» **Given records**:
##########

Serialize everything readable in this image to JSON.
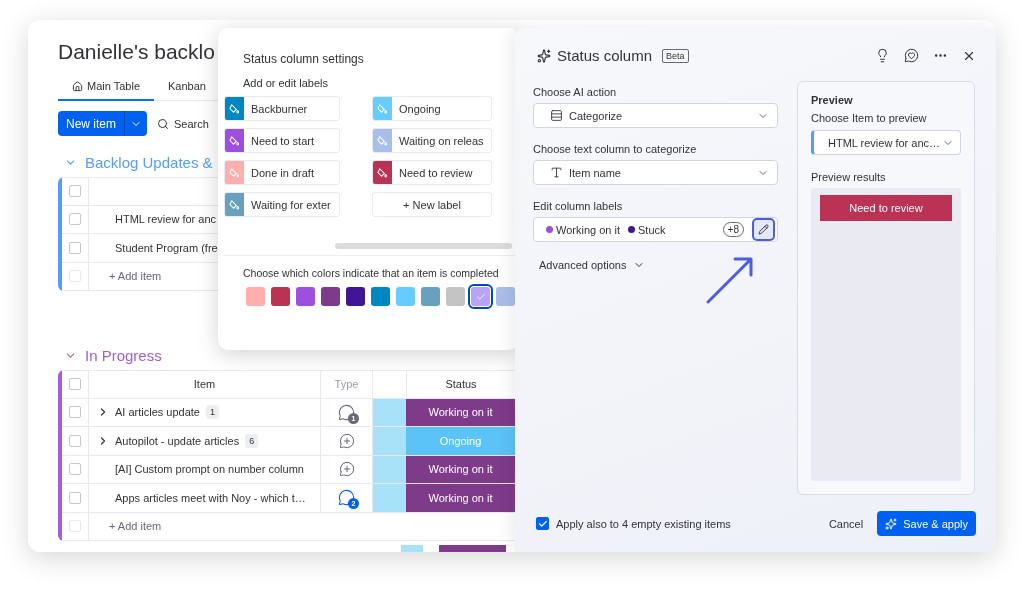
{
  "board": {
    "title": "Danielle's backlo",
    "tabs": [
      {
        "label": "Main Table",
        "selected": true
      },
      {
        "label": "Kanban",
        "selected": false
      }
    ],
    "toolbar": {
      "new_item": "New item",
      "search": "Search"
    },
    "groups": [
      {
        "title": "Backlog Updates &",
        "color": "#579bfc",
        "all_checked": false,
        "rows": [
          {
            "item": "HTML review for anc",
            "checked": false
          },
          {
            "item": "Student Program (fre",
            "checked": false
          }
        ],
        "add_item": "+ Add item",
        "add_row_checked": false
      },
      {
        "title": "In Progress",
        "color": "#a25ddc",
        "all_checked": false,
        "add_row_checked": false,
        "columns": [
          {
            "kind": "item",
            "label": "Item",
            "faded": false
          },
          {
            "kind": "type",
            "label": "Type",
            "faded": true
          },
          {
            "kind": "status",
            "label": "Status",
            "faded": false
          }
        ],
        "rows": [
          {
            "item": "AI articles update",
            "checked": false,
            "expandable": true,
            "subitems": "1",
            "updates": {
              "kind": "count",
              "count": "1",
              "unread": false
            },
            "status": {
              "label": "Working on it",
              "color": "#7e3b8a"
            }
          },
          {
            "item": "Autopilot - update articles",
            "checked": false,
            "expandable": true,
            "subitems": "6",
            "updates": {
              "kind": "add"
            },
            "status": {
              "label": "Ongoing",
              "color": "#5cc3f7"
            }
          },
          {
            "item": "[AI] Custom prompt on number column",
            "checked": false,
            "expandable": false,
            "updates": {
              "kind": "add"
            },
            "status": {
              "label": "Working on it",
              "color": "#7e3b8a"
            }
          },
          {
            "item": "Apps articles meet with Noy - which t…",
            "checked": false,
            "expandable": false,
            "updates": {
              "kind": "count",
              "count": "2",
              "unread": true
            },
            "status": {
              "label": "Working on it",
              "color": "#7e3b8a"
            }
          }
        ],
        "add_item": "+ Add item"
      }
    ]
  },
  "popover": {
    "title": "Status column settings",
    "subtitle": "Add or edit labels",
    "labels": [
      {
        "label": "Backburner",
        "color": "#0086c0"
      },
      {
        "label": "Ongoing",
        "color": "#66ccff"
      },
      {
        "label": "Need to start",
        "color": "#9d50dd"
      },
      {
        "label": "Waiting on releas",
        "color": "#a9bee8"
      },
      {
        "label": "Done in draft",
        "color": "#ffadad"
      },
      {
        "label": "Need to review",
        "color": "#bb3354"
      },
      {
        "label": "Waiting for exter",
        "color": "#68a1bd"
      }
    ],
    "new_label": "+ New label",
    "completion_prompt": "Choose which colors indicate that an item is completed",
    "swatches": [
      {
        "color": "#ffadad",
        "selected": false
      },
      {
        "color": "#bb3354",
        "selected": false
      },
      {
        "color": "#9d50dd",
        "selected": false
      },
      {
        "color": "#7e3b8a",
        "selected": false
      },
      {
        "color": "#401694",
        "selected": false
      },
      {
        "color": "#0086c0",
        "selected": false
      },
      {
        "color": "#66ccff",
        "selected": false
      },
      {
        "color": "#68a1bd",
        "selected": false
      },
      {
        "color": "#c4c4c4",
        "selected": false
      },
      {
        "color": "#b9a3f5",
        "selected": true
      },
      {
        "color": "#a9bee8",
        "selected": false
      }
    ]
  },
  "panel": {
    "title": "Status column",
    "badge": "Beta",
    "fields": [
      {
        "label": "Choose AI action",
        "value": "Categorize"
      },
      {
        "label": "Choose text column to categorize",
        "value": "Item name"
      }
    ],
    "labels_field": {
      "label": "Edit column labels",
      "chips": [
        {
          "label": "Working on it",
          "color": "#9d50dd"
        },
        {
          "label": "Stuck",
          "color": "#401694"
        }
      ],
      "more": "+8"
    },
    "advanced": "Advanced options",
    "preview": {
      "title": "Preview",
      "select_label": "Choose Item to preview",
      "select_value": "HTML review for anc…",
      "results_label": "Preview results",
      "result": {
        "label": "Need to review",
        "color": "#bb3354"
      }
    },
    "apply": {
      "label": "Apply also to 4 empty existing items",
      "checked": true
    },
    "cancel": "Cancel",
    "save": "Save & apply"
  }
}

##########

» **Problem details**: Leave out the pictures and transcribe the entries above exactly.

» **Task output**:
Serialize everything readable in this image to JSON.
{
  "board": {
    "title": "Danielle's backlo",
    "tabs": [
      {
        "label": "Main Table",
        "selected": true
      },
      {
        "label": "Kanban",
        "selected": false
      }
    ],
    "toolbar": {
      "new_item": "New item",
      "search": "Search"
    },
    "groups": [
      {
        "title": "Backlog Updates &",
        "color": "#579bfc",
        "all_checked": false,
        "rows": [
          {
            "item": "HTML review for anc",
            "checked": false
          },
          {
            "item": "Student Program (fre",
            "checked": false
          }
        ],
        "add_item": "+ Add item",
        "add_row_checked": false
      },
      {
        "title": "In Progress",
        "color": "#a25ddc",
        "all_checked": false,
        "add_row_checked": false,
        "columns": [
          {
            "kind": "item",
            "label": "Item",
            "faded": false
          },
          {
            "kind": "type",
            "label": "Type",
            "faded": true
          },
          {
            "kind": "status",
            "label": "Status",
            "faded": false
          }
        ],
        "rows": [
          {
            "item": "AI articles update",
            "checked": false,
            "expandable": true,
            "subitems": "1",
            "updates": {
              "kind": "count",
              "count": "1",
              "unread": false
            },
            "status": {
              "label": "Working on it",
              "color": "#7e3b8a"
            }
          },
          {
            "item": "Autopilot - update articles",
            "checked": false,
            "expandable": true,
            "subitems": "6",
            "updates": {
              "kind": "add"
            },
            "status": {
              "label": "Ongoing",
              "color": "#5cc3f7"
            }
          },
          {
            "item": "[AI] Custom prompt on number column",
            "checked": false,
            "expandable": false,
            "updates": {
              "kind": "add"
            },
            "status": {
              "label": "Working on it",
              "color": "#7e3b8a"
            }
          },
          {
            "item": "Apps articles meet with Noy - which t…",
            "checked": false,
            "expandable": false,
            "updates": {
              "kind": "count",
              "count": "2",
              "unread": true
            },
            "status": {
              "label": "Working on it",
              "color": "#7e3b8a"
            }
          }
        ],
        "add_item": "+ Add item"
      }
    ]
  },
  "popover": {
    "title": "Status column settings",
    "subtitle": "Add or edit labels",
    "labels": [
      {
        "label": "Backburner",
        "color": "#0086c0"
      },
      {
        "label": "Ongoing",
        "color": "#66ccff"
      },
      {
        "label": "Need to start",
        "color": "#9d50dd"
      },
      {
        "label": "Waiting on releas",
        "color": "#a9bee8"
      },
      {
        "label": "Done in draft",
        "color": "#ffadad"
      },
      {
        "label": "Need to review",
        "color": "#bb3354"
      },
      {
        "label": "Waiting for exter",
        "color": "#68a1bd"
      }
    ],
    "new_label": "+ New label",
    "completion_prompt": "Choose which colors indicate that an item is completed",
    "swatches": [
      {
        "color": "#ffadad",
        "selected": false
      },
      {
        "color": "#bb3354",
        "selected": false
      },
      {
        "color": "#9d50dd",
        "selected": false
      },
      {
        "color": "#7e3b8a",
        "selected": false
      },
      {
        "color": "#401694",
        "selected": false
      },
      {
        "color": "#0086c0",
        "selected": false
      },
      {
        "color": "#66ccff",
        "selected": false
      },
      {
        "color": "#68a1bd",
        "selected": false
      },
      {
        "color": "#c4c4c4",
        "selected": false
      },
      {
        "color": "#b9a3f5",
        "selected": true
      },
      {
        "color": "#a9bee8",
        "selected": false
      }
    ]
  },
  "panel": {
    "title": "Status column",
    "badge": "Beta",
    "fields": [
      {
        "label": "Choose AI action",
        "value": "Categorize"
      },
      {
        "label": "Choose text column to categorize",
        "value": "Item name"
      }
    ],
    "labels_field": {
      "label": "Edit column labels",
      "chips": [
        {
          "label": "Working on it",
          "color": "#9d50dd"
        },
        {
          "label": "Stuck",
          "color": "#401694"
        }
      ],
      "more": "+8"
    },
    "advanced": "Advanced options",
    "preview": {
      "title": "Preview",
      "select_label": "Choose Item to preview",
      "select_value": "HTML review for anc…",
      "results_label": "Preview results",
      "result": {
        "label": "Need to review",
        "color": "#bb3354"
      }
    },
    "apply": {
      "label": "Apply also to 4 empty existing items",
      "checked": true
    },
    "cancel": "Cancel",
    "save": "Save & apply"
  }
}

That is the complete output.